Set task ▸
Copy each line below in which the string "rgba" occurs.

Records shown ▸
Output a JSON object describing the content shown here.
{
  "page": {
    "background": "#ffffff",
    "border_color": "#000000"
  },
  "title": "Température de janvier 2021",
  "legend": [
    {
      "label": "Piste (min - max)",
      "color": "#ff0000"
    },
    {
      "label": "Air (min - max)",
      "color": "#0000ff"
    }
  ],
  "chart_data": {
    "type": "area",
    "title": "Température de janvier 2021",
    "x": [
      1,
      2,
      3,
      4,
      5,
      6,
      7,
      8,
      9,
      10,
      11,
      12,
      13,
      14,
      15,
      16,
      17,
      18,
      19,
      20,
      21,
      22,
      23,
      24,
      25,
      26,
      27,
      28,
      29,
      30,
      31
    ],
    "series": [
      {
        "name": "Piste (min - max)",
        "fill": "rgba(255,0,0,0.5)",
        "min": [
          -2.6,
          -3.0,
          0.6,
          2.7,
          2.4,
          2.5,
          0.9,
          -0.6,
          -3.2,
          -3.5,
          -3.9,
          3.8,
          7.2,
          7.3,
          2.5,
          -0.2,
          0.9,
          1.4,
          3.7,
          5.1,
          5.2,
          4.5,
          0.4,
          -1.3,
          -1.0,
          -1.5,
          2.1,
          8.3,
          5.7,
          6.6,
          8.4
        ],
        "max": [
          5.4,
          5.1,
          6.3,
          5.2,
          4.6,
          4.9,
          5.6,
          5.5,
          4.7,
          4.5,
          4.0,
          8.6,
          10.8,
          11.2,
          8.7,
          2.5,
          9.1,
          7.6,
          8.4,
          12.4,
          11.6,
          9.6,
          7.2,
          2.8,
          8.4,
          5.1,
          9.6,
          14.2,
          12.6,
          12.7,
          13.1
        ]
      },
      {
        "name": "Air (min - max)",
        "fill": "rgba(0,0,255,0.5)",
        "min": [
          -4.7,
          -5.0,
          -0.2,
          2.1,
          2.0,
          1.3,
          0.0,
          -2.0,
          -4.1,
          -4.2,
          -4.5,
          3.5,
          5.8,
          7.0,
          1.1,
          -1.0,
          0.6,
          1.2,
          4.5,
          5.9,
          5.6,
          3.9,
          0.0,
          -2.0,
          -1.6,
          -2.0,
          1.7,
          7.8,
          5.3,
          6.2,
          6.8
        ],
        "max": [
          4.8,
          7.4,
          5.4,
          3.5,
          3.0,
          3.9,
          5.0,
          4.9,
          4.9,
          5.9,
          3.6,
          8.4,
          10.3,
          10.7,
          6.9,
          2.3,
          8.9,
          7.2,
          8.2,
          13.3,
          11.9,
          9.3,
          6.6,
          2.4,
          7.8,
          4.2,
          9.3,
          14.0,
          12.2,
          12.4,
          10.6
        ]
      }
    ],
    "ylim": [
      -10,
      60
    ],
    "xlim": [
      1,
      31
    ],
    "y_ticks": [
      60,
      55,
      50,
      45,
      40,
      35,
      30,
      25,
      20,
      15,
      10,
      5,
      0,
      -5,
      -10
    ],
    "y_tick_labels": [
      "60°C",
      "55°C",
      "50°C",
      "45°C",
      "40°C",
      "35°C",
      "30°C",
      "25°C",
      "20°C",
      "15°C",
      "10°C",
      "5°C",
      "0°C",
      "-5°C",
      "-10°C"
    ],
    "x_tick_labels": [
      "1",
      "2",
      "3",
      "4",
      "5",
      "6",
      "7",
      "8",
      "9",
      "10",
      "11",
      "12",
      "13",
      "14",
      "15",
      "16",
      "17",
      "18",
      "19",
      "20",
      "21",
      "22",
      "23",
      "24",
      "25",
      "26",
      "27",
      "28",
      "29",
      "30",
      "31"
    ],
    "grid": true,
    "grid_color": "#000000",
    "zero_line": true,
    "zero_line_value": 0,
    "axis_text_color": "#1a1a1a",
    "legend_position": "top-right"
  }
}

Full output ▸
        "fill": "rgba(255,0,0,0.5)",
        "fill": "rgba(0,0,255,0.5)",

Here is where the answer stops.